start

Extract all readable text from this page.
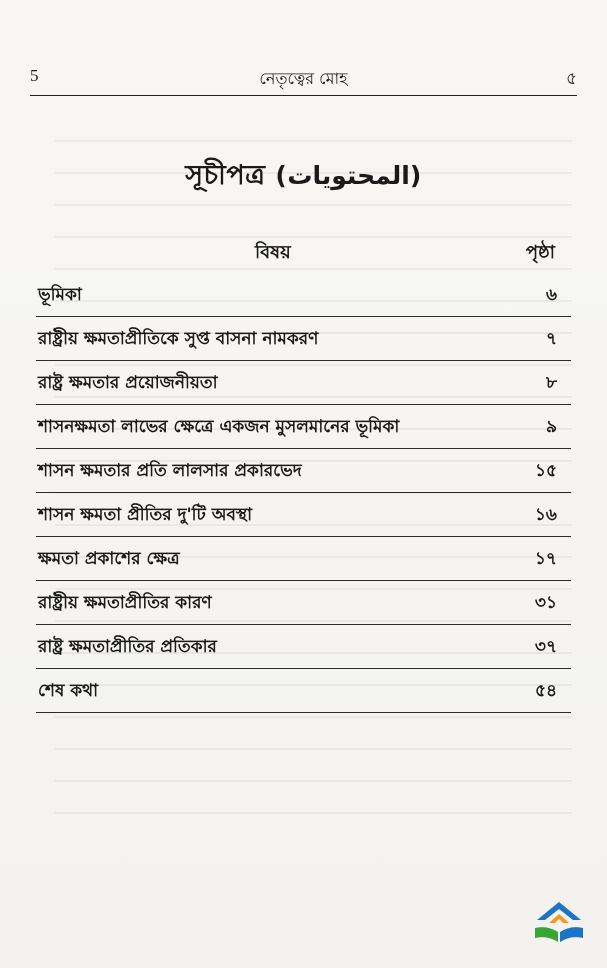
5	নেতৃত্বের মোহ	৫
সূচীপত্র (المحتويات)
বিষয়	পৃষ্ঠা
ভূমিকা	৬
রাষ্ট্রীয় ক্ষমতাপ্রীতিকে সুপ্ত বাসনা নামকরণ	৭
রাষ্ট্র ক্ষমতার প্রয়োজনীয়তা	৮
শাসনক্ষমতা লাভের ক্ষেত্রে একজন মুসলমানের ভূমিকা	৯
শাসন ক্ষমতার প্রতি লালসার প্রকারভেদ	১৫
শাসন ক্ষমতা প্রীতির দু'টি অবস্থা	১৬
ক্ষমতা প্রকাশের ক্ষেত্র	১৭
রাষ্ট্রীয় ক্ষমতাপ্রীতির কারণ	৩১
রাষ্ট্র ক্ষমতাপ্রীতির প্রতিকার	৩৭
শেষ কথা	৫৪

end

DIRECTIVE: Your copy should hold every record word for word and none of the pictures.

FULL RESPONSE:
Extract all readable text from this page.
5	নেতৃত্বের মোহ	৫
সূচীপত্র (المحتويات)
বিষয়	পৃষ্ঠা
ভূমিকা	৬
রাষ্ট্রীয় ক্ষমতাপ্রীতিকে সুপ্ত বাসনা নামকরণ	৭
রাষ্ট্র ক্ষমতার প্রয়োজনীয়তা	৮
শাসনক্ষমতা লাভের ক্ষেত্রে একজন মুসলমানের ভূমিকা	৯
শাসন ক্ষমতার প্রতি লালসার প্রকারভেদ	১৫
শাসন ক্ষমতা প্রীতির দু'টি অবস্থা	১৬
ক্ষমতা প্রকাশের ক্ষেত্র	১৭
রাষ্ট্রীয় ক্ষমতাপ্রীতির কারণ	৩১
রাষ্ট্র ক্ষমতাপ্রীতির প্রতিকার	৩৭
শেষ কথা	৫৪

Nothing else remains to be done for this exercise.